What to work on =>
**a)** In the passage on Moses below, what does Moses argue as soon as he experiences his revelation at the burning bush?
**b)** From the passage on Moses below, write out word for word the part starting with "At almost every" and going on through "of the gods.".

Moses is different. Moses isn’t the son of God. He actually the one who ran away for decades even when he felt responsible for what he saw.
Moses at the burning bush doesn’t remotely see himself as a hero, as a leader. He doesn’t have any of the basic credibilities of a leader or a hero — he can hardly speak, he does not inspire. As soon as Moses experiences his revelation at the burning bush, he argues that he can’t do what God wants. This resistance against leading is easily the longest conversation between anyone in whole Torah.
At almost every key moment in Exodus, Moses is shown not to be a god, but simply to be a human vessel, an instrument for divine energy and purpose. Moses teaches that anyone can become this, regardless of origins or personality or specific qualities and talents.
The book of Exodus redefined forever what it means to have laws and religious practices. In other societies, religion helped cement the social order and taught people how to be servants for the needs of the gods.

Document layout detection data:
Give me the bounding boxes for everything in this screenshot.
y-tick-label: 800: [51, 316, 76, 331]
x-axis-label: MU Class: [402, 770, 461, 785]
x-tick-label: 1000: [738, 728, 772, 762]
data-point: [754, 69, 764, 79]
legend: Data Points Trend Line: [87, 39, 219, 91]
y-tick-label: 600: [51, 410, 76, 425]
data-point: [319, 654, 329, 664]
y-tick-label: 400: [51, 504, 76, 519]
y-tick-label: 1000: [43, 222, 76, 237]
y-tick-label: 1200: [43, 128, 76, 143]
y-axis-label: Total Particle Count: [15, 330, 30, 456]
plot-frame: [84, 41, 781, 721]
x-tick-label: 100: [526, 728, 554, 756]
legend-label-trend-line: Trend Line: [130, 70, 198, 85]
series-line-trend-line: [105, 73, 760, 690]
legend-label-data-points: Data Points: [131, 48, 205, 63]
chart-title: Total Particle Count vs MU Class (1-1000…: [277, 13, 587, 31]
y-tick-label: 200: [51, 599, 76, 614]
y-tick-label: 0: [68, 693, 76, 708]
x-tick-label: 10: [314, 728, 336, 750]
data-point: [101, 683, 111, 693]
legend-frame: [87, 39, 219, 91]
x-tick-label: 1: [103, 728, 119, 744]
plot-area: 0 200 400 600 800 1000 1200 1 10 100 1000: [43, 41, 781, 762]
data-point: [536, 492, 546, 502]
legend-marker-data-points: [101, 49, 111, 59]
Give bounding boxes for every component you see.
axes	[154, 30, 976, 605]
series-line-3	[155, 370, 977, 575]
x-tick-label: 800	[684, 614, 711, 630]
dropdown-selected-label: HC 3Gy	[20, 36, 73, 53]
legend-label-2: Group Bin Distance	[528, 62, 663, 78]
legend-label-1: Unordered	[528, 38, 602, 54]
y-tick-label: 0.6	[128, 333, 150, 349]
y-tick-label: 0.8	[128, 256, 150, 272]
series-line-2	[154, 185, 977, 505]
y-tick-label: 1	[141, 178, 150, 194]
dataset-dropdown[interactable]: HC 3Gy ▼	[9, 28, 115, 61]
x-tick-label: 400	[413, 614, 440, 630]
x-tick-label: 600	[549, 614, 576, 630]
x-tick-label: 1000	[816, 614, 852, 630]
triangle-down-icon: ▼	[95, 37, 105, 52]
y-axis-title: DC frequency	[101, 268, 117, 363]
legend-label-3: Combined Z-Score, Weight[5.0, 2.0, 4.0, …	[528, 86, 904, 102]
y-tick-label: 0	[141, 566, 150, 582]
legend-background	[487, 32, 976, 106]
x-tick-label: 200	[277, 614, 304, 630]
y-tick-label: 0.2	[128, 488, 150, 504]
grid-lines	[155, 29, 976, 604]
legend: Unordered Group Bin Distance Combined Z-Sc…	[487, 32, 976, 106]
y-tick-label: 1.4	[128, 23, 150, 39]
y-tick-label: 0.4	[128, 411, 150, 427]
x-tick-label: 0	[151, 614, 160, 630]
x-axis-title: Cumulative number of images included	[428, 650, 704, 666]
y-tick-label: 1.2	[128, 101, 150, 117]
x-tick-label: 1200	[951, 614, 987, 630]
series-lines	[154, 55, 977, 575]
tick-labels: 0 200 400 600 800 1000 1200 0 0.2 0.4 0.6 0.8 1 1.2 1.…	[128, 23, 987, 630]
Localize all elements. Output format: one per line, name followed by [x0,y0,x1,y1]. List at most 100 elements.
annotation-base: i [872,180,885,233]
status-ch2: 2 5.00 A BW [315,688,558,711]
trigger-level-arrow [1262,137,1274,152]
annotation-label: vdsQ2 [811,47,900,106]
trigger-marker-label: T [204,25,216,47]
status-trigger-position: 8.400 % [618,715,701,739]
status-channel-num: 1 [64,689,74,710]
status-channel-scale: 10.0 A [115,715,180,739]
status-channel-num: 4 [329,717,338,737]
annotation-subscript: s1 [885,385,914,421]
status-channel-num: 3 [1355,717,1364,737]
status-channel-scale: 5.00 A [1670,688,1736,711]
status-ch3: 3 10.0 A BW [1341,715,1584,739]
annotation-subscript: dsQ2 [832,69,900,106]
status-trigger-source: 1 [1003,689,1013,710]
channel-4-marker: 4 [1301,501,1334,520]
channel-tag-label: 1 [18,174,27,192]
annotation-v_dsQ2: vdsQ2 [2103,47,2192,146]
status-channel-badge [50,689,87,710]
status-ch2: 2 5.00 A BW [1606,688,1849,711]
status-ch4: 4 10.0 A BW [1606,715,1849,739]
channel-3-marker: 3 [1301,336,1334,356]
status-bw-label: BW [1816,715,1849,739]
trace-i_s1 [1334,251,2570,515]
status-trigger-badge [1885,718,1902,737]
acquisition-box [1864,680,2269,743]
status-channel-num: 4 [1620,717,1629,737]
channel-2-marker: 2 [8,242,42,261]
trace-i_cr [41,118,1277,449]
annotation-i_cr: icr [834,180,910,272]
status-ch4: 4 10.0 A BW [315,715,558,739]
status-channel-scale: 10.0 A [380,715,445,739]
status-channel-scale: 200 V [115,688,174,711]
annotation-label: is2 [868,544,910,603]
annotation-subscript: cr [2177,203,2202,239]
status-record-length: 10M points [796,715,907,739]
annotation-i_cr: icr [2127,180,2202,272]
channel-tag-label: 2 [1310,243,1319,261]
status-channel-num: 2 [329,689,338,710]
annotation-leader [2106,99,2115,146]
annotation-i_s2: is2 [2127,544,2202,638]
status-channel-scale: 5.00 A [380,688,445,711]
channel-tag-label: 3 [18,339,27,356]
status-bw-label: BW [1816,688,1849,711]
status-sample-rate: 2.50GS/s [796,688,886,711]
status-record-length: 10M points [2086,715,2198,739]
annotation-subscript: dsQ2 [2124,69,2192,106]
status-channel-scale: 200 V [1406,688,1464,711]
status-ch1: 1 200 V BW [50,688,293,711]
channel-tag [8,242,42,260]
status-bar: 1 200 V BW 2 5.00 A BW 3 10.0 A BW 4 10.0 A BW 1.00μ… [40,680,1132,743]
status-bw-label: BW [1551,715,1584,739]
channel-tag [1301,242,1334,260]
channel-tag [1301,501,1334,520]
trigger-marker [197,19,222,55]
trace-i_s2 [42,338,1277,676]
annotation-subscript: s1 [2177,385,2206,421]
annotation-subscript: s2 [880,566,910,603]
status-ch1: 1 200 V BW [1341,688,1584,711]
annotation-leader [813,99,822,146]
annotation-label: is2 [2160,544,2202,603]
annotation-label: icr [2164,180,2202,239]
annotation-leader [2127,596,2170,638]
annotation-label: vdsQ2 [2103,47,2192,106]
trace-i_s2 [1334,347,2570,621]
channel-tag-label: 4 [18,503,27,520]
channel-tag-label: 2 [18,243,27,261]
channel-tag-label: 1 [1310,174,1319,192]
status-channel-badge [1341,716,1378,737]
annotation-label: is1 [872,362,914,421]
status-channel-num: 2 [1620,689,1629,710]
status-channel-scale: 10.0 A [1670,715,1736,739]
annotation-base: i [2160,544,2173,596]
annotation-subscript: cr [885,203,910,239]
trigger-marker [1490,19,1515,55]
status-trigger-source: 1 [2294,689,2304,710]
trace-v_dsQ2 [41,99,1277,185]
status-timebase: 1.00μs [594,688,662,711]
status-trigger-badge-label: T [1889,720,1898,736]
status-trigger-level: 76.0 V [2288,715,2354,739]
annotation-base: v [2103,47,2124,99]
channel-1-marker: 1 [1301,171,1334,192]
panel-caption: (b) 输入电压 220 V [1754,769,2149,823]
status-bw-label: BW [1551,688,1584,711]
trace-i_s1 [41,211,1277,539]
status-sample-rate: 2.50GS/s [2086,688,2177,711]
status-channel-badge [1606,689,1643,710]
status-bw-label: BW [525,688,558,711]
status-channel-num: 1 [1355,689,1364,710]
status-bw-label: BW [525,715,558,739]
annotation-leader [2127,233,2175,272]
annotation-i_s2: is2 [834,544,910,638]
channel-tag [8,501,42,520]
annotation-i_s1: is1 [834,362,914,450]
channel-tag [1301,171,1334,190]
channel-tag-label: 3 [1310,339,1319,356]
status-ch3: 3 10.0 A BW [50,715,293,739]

Answers for each item =>
**a)** He argues that he can't do what God wants.

**b)**
At almost every key moment in Exodus, Moses is shown not to be a god, but simply to be a human vessel, an instrument for divine energy and purpose. Moses teaches that anyone can become this, regardless of origins or personality or specific qualities and talents.
The book of Exodus redefined forever what it means to have laws and religious practices. In other societies, religion helped cement the social order and taught people how to be servants for the needs of the gods.